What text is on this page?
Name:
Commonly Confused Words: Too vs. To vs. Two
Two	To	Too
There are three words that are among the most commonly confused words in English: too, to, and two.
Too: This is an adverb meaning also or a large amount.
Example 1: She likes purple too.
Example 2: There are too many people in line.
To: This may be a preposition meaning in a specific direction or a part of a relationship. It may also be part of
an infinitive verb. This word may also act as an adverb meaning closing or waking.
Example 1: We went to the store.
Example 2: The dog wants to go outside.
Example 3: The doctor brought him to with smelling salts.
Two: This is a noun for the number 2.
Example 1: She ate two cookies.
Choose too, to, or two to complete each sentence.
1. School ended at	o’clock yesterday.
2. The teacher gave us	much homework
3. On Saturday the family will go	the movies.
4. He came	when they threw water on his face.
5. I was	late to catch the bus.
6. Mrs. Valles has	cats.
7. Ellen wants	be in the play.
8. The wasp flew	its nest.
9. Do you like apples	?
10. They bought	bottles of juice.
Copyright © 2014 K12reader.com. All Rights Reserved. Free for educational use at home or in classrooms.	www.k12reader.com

● ● ● ● ● ● ●

Exercise goal
Return the entries in full, keeping every line exactly as it is.

Answer below
What text is on this page?
Name:
Commonly Confused Words: Too vs. To vs. Two
Two	To	Too
There are three words that are among the most commonly confused words in English: too, to, and two.
Too: This is an adverb meaning also or a large amount.
Example 1: She likes purple too.
Example 2: There are too many people in line.
To: This may be a preposition meaning in a specific direction or a part of a relationship. It may also be part of
an infinitive verb. This word may also act as an adverb meaning closing or waking.
Example 1: We went to the store.
Example 2: The dog wants to go outside.
Example 3: The doctor brought him to with smelling salts.
Two: This is a noun for the number 2.
Example 1: She ate two cookies.
Choose too, to, or two to complete each sentence.
1. School ended at	o’clock yesterday.
2. The teacher gave us	much homework
3. On Saturday the family will go	the movies.
4. He came	when they threw water on his face.
5. I was	late to catch the bus.
6. Mrs. Valles has	cats.
7. Ellen wants	be in the play.
8. The wasp flew	its nest.
9. Do you like apples	?
10. They bought	bottles of juice.
Copyright © 2014 K12reader.com. All Rights Reserved. Free for educational use at home or in classrooms.	www.k12reader.com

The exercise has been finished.